Repeat the listing exactly as given, omitting every image.

Dataset records
────────
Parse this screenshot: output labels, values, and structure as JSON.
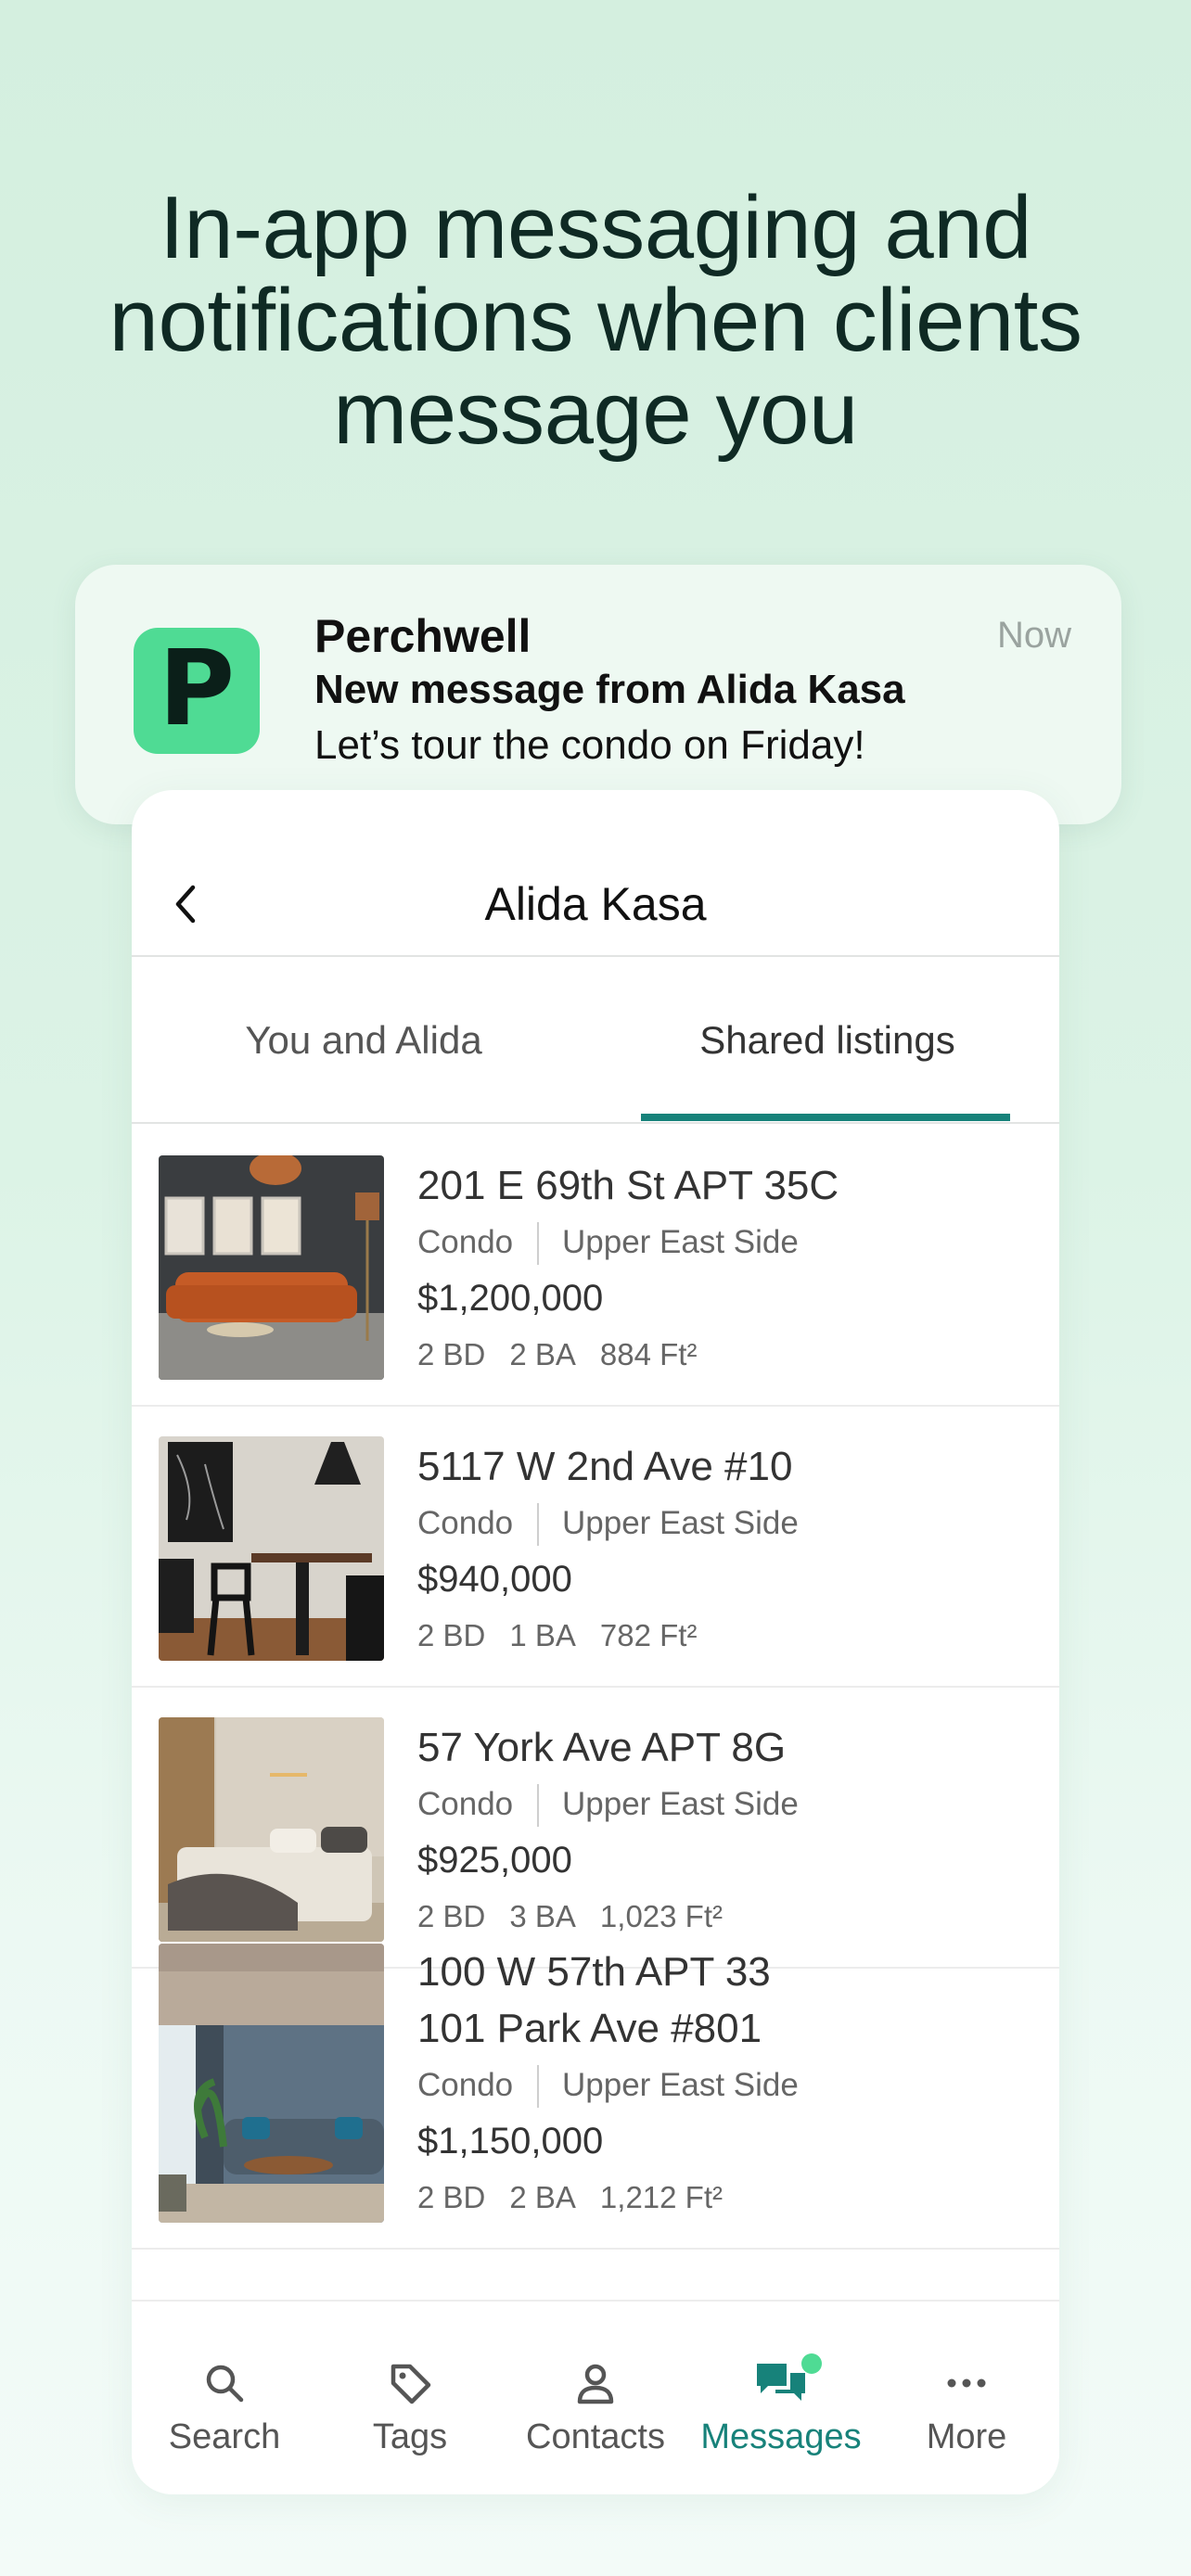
{
  "headline": {
    "line1": "In-app messaging and",
    "line2": "notifications when clients",
    "line3": "message you"
  },
  "notification": {
    "logo_letter": "P",
    "app_name": "Perchwell",
    "time": "Now",
    "title": "New message from Alida Kasa",
    "body": "Let’s tour the condo on Friday!"
  },
  "chat": {
    "title": "Alida Kasa",
    "tabs": [
      {
        "label": "You and Alida",
        "active": false
      },
      {
        "label": "Shared listings",
        "active": true
      }
    ]
  },
  "listings": [
    {
      "address": "201 E 69th St APT 35C",
      "type": "Condo",
      "neighborhood": "Upper East Side",
      "price": "$1,200,000",
      "beds": "2 BD",
      "baths": "2 BA",
      "area": "884 Ft²"
    },
    {
      "address": "5117 W 2nd Ave #10",
      "type": "Condo",
      "neighborhood": "Upper East Side",
      "price": "$940,000",
      "beds": "2 BD",
      "baths": "1 BA",
      "area": "782 Ft²"
    },
    {
      "address": "57 York Ave APT 8G",
      "type": "Condo",
      "neighborhood": "Upper East Side",
      "price": "$925,000",
      "beds": "2 BD",
      "baths": "3 BA",
      "area": "1,023 Ft²"
    },
    {
      "address": "101 Park Ave #801",
      "type": "Condo",
      "neighborhood": "Upper East Side",
      "price": "$1,150,000",
      "beds": "2 BD",
      "baths": "2 BA",
      "area": "1,212 Ft²"
    },
    {
      "address": "100 W 57th APT 33"
    }
  ],
  "nav": [
    {
      "label": "Search",
      "icon": "search-icon",
      "active": false
    },
    {
      "label": "Tags",
      "icon": "tag-icon",
      "active": false
    },
    {
      "label": "Contacts",
      "icon": "person-icon",
      "active": false
    },
    {
      "label": "Messages",
      "icon": "chat-icon",
      "active": true
    },
    {
      "label": "More",
      "icon": "more-dots-icon",
      "active": false
    }
  ],
  "colors": {
    "accent": "#17827a",
    "brand_green": "#4fdb94",
    "headline": "#0f2a24"
  }
}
────────
◆ Result:
Parse this screenshot: output labels, values, and structure as JSON.
{
  "headline": {
    "line1": "In-app messaging and",
    "line2": "notifications when clients",
    "line3": "message you"
  },
  "notification": {
    "logo_letter": "P",
    "app_name": "Perchwell",
    "time": "Now",
    "title": "New message from Alida Kasa",
    "body": "Let’s tour the condo on Friday!"
  },
  "chat": {
    "title": "Alida Kasa",
    "tabs": [
      {
        "label": "You and Alida",
        "active": false
      },
      {
        "label": "Shared listings",
        "active": true
      }
    ]
  },
  "listings": [
    {
      "address": "201 E 69th St APT 35C",
      "type": "Condo",
      "neighborhood": "Upper East Side",
      "price": "$1,200,000",
      "beds": "2 BD",
      "baths": "2 BA",
      "area": "884 Ft²"
    },
    {
      "address": "5117 W 2nd Ave #10",
      "type": "Condo",
      "neighborhood": "Upper East Side",
      "price": "$940,000",
      "beds": "2 BD",
      "baths": "1 BA",
      "area": "782 Ft²"
    },
    {
      "address": "57 York Ave APT 8G",
      "type": "Condo",
      "neighborhood": "Upper East Side",
      "price": "$925,000",
      "beds": "2 BD",
      "baths": "3 BA",
      "area": "1,023 Ft²"
    },
    {
      "address": "101 Park Ave #801",
      "type": "Condo",
      "neighborhood": "Upper East Side",
      "price": "$1,150,000",
      "beds": "2 BD",
      "baths": "2 BA",
      "area": "1,212 Ft²"
    },
    {
      "address": "100 W 57th APT 33"
    }
  ],
  "nav": [
    {
      "label": "Search",
      "icon": "search-icon",
      "active": false
    },
    {
      "label": "Tags",
      "icon": "tag-icon",
      "active": false
    },
    {
      "label": "Contacts",
      "icon": "person-icon",
      "active": false
    },
    {
      "label": "Messages",
      "icon": "chat-icon",
      "active": true
    },
    {
      "label": "More",
      "icon": "more-dots-icon",
      "active": false
    }
  ],
  "colors": {
    "accent": "#17827a",
    "brand_green": "#4fdb94",
    "headline": "#0f2a24"
  }
}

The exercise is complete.